* **Objective**
Pull out every line below holding the word "Surf".

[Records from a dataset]
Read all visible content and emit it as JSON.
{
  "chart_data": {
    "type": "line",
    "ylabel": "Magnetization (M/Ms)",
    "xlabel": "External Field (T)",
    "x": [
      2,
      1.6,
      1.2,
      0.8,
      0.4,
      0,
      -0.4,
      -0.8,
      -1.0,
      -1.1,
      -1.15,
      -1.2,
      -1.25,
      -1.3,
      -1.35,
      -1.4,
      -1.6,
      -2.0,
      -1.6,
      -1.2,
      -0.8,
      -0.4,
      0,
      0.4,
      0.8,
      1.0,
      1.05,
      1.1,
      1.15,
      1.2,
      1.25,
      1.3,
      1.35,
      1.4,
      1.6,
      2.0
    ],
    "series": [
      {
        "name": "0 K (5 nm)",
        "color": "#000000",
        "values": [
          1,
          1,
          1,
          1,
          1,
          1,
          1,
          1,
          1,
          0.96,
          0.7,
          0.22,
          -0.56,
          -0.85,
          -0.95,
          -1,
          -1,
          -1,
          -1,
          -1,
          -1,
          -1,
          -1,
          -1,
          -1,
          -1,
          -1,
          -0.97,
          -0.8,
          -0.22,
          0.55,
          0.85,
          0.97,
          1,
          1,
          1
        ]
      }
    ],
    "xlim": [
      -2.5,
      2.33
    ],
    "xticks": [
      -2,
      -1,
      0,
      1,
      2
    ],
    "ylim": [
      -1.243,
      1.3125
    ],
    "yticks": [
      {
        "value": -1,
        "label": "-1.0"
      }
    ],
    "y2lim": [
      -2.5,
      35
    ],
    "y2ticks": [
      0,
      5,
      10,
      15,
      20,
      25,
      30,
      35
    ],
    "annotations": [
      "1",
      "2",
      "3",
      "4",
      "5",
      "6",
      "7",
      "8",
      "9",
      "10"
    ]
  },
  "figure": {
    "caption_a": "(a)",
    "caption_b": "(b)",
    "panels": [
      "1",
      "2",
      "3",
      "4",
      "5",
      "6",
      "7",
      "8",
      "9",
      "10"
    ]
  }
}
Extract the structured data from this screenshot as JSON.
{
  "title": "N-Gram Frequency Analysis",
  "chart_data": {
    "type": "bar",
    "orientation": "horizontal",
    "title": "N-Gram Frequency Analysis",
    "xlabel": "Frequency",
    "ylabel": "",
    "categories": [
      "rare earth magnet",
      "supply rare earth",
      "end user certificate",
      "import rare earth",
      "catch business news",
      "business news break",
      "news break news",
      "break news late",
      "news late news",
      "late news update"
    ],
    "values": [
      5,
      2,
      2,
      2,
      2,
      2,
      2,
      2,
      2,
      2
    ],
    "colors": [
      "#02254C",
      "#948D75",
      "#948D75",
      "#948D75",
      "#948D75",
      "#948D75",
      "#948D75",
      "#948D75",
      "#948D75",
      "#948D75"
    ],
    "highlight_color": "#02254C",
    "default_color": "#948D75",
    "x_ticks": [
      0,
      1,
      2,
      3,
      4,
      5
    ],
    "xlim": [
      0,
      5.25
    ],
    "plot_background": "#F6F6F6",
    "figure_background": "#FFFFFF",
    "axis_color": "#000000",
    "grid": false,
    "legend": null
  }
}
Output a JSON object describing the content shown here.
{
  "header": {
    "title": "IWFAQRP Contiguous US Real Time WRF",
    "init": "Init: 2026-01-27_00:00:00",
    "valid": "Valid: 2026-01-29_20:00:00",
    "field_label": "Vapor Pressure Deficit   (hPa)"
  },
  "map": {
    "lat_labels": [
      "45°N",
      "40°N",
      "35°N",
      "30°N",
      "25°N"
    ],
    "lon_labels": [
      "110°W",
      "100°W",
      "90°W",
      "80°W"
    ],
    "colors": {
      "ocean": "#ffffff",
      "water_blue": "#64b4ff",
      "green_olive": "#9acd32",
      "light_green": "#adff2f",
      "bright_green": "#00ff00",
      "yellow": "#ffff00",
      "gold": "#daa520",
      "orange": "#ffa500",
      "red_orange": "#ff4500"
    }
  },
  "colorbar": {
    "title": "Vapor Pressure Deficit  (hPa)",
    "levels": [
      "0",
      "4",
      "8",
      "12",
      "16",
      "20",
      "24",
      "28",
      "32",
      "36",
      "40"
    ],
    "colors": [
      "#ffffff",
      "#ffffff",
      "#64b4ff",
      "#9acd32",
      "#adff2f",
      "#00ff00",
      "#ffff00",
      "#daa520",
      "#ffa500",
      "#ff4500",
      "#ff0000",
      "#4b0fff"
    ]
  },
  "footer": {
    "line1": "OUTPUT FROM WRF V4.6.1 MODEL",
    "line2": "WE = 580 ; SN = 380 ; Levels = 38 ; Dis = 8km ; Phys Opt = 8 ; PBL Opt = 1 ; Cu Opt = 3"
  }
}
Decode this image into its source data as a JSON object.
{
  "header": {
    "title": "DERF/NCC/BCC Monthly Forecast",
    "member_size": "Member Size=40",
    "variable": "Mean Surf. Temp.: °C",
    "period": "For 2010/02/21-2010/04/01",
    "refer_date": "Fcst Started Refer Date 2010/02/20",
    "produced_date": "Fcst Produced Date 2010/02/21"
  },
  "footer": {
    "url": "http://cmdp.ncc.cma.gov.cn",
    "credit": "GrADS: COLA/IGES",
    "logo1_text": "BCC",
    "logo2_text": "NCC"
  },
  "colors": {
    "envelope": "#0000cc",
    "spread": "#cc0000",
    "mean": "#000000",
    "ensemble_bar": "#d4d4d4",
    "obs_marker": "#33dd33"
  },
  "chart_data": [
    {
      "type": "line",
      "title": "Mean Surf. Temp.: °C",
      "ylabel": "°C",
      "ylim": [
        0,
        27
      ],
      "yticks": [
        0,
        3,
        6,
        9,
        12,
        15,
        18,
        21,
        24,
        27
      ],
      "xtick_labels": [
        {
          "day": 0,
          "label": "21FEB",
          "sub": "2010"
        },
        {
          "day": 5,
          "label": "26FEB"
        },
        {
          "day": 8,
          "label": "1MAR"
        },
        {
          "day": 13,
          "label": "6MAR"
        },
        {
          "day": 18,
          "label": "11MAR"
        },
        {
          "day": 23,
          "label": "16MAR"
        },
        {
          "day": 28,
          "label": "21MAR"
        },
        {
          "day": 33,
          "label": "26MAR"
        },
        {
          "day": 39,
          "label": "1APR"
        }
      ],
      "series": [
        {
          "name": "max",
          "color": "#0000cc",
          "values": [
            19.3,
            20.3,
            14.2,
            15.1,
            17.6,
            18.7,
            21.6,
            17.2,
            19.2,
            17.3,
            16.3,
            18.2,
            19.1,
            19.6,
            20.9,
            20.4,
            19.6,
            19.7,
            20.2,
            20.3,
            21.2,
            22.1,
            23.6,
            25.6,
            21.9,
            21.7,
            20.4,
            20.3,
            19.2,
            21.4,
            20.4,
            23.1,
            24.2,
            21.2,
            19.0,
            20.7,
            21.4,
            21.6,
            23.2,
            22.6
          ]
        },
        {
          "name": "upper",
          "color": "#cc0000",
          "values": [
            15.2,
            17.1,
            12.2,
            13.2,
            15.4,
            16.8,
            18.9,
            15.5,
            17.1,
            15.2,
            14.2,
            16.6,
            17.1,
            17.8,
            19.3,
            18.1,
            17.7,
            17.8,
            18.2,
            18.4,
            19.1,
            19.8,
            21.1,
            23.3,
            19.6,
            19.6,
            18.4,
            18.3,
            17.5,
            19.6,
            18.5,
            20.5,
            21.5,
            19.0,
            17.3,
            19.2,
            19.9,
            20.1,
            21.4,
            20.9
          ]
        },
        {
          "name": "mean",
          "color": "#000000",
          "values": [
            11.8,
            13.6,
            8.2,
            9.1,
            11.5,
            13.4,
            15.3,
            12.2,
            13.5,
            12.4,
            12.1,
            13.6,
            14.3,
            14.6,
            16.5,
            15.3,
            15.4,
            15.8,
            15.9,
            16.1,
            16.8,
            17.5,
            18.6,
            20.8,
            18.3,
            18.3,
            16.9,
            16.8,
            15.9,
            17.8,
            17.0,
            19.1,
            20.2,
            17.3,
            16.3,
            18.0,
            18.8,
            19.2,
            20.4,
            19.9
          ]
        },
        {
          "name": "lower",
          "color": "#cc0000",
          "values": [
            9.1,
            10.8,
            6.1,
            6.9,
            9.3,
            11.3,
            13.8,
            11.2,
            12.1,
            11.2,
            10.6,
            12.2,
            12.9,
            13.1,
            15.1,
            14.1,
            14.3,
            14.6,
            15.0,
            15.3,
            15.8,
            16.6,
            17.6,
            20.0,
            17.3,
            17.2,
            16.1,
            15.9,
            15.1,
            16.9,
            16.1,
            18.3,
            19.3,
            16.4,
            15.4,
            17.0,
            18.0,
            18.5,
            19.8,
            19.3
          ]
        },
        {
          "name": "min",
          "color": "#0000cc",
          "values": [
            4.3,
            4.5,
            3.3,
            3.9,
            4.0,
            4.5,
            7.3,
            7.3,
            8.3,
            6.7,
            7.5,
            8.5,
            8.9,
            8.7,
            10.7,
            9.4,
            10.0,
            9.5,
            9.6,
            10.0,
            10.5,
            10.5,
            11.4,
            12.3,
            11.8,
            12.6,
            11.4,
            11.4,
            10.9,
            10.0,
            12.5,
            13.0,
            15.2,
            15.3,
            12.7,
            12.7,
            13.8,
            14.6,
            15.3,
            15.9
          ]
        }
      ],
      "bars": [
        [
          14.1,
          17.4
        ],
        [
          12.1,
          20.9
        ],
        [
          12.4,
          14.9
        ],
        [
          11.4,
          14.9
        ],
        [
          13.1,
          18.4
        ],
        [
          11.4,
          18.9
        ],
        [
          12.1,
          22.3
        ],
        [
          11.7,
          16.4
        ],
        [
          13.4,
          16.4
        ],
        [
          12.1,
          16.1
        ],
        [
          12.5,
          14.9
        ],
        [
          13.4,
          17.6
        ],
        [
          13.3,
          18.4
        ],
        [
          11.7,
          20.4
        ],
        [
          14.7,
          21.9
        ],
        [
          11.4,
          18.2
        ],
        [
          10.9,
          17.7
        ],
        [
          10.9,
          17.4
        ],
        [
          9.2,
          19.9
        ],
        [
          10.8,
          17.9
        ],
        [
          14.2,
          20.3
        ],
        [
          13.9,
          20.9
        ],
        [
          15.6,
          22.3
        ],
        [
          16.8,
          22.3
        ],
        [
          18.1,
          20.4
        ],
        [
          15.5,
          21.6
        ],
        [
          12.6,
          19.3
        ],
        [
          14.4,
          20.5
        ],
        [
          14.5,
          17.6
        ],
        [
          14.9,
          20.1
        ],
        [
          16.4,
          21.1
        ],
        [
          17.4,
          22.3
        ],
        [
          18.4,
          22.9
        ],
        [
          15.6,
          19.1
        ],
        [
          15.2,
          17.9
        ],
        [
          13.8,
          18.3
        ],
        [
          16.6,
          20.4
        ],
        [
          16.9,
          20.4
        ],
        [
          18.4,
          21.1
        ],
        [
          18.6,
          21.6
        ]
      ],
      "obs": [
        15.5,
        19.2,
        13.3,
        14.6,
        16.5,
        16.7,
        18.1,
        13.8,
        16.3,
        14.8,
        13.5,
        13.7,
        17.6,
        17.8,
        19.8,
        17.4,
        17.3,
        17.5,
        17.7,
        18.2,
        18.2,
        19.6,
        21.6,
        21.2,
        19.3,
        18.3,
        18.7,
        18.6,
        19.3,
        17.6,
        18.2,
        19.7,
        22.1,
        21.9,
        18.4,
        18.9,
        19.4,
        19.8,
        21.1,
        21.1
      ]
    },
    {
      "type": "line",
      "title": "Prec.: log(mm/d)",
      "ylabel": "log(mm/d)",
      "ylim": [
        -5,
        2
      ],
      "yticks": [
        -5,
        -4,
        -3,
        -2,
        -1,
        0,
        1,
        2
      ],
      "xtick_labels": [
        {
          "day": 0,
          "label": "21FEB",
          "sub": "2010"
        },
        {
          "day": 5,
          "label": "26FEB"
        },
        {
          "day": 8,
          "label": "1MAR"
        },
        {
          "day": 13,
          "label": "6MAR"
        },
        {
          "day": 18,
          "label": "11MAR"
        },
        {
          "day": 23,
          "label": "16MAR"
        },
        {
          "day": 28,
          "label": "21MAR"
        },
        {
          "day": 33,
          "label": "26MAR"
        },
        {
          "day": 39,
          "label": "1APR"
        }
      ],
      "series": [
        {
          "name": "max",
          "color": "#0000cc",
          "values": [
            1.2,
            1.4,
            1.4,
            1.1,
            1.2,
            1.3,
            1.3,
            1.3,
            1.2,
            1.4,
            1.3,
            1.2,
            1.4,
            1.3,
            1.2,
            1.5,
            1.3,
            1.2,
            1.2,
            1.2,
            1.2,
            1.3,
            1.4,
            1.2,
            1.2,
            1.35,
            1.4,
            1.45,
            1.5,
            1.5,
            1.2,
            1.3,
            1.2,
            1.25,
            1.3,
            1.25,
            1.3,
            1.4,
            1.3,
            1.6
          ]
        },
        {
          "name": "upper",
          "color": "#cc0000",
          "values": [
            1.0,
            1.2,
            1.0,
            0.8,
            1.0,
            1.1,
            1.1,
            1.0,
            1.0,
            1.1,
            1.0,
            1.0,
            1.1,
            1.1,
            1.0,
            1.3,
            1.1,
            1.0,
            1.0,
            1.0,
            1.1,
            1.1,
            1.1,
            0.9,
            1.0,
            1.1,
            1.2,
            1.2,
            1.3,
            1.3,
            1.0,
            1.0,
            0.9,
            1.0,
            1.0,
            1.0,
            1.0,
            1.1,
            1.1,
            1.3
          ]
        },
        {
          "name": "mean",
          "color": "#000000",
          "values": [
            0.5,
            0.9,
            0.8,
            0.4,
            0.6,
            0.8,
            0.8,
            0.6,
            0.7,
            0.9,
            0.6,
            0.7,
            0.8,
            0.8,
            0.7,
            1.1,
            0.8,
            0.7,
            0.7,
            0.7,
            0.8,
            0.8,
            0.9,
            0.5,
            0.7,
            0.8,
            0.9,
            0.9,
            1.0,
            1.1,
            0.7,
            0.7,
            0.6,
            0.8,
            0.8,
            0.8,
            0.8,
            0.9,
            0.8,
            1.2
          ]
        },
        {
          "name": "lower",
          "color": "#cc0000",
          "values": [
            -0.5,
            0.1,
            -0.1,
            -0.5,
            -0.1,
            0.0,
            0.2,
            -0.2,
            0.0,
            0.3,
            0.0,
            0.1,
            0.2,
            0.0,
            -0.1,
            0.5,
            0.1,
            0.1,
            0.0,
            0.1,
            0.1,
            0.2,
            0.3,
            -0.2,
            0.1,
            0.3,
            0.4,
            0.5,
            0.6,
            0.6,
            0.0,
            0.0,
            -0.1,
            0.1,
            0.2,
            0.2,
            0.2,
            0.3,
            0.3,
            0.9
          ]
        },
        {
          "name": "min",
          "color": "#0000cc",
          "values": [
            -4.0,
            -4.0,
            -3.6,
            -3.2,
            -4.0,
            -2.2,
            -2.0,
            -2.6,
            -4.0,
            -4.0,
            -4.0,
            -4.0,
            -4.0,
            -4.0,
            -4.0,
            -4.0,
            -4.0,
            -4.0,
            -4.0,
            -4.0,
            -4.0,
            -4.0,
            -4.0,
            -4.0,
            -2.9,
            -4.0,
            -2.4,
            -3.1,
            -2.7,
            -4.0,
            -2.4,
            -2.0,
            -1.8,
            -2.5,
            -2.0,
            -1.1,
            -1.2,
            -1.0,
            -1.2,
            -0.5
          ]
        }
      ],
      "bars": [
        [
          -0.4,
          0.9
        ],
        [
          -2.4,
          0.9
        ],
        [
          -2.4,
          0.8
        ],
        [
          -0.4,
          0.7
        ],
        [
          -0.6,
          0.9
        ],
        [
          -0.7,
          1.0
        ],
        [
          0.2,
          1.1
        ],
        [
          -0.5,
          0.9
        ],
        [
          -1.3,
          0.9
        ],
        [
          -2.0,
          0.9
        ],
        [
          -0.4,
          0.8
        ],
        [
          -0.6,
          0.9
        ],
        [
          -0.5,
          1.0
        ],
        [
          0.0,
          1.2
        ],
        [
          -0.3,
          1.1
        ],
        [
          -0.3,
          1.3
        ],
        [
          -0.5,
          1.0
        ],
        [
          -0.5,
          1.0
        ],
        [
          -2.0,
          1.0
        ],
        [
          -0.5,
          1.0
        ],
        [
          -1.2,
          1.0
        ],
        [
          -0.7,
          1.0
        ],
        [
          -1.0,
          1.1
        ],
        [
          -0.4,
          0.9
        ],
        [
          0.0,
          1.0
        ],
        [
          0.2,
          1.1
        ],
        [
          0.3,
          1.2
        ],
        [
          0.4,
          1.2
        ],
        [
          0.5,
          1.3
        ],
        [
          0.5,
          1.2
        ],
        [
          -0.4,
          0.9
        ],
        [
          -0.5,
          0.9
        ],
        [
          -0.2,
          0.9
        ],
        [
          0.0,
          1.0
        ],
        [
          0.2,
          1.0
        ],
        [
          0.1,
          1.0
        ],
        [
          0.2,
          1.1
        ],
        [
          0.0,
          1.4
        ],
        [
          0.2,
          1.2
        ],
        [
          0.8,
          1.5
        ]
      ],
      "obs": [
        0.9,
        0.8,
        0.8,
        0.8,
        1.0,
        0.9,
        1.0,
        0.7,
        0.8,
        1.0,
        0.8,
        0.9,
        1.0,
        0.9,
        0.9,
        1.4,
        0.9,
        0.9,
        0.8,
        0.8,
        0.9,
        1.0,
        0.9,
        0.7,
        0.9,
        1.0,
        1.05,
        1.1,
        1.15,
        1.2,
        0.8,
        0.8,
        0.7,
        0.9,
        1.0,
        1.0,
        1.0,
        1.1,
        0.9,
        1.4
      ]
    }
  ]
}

* **Exercise result**
    "variable": "Mean Surf. Temp.: °C",
      "title": "Mean Surf. Temp.: °C",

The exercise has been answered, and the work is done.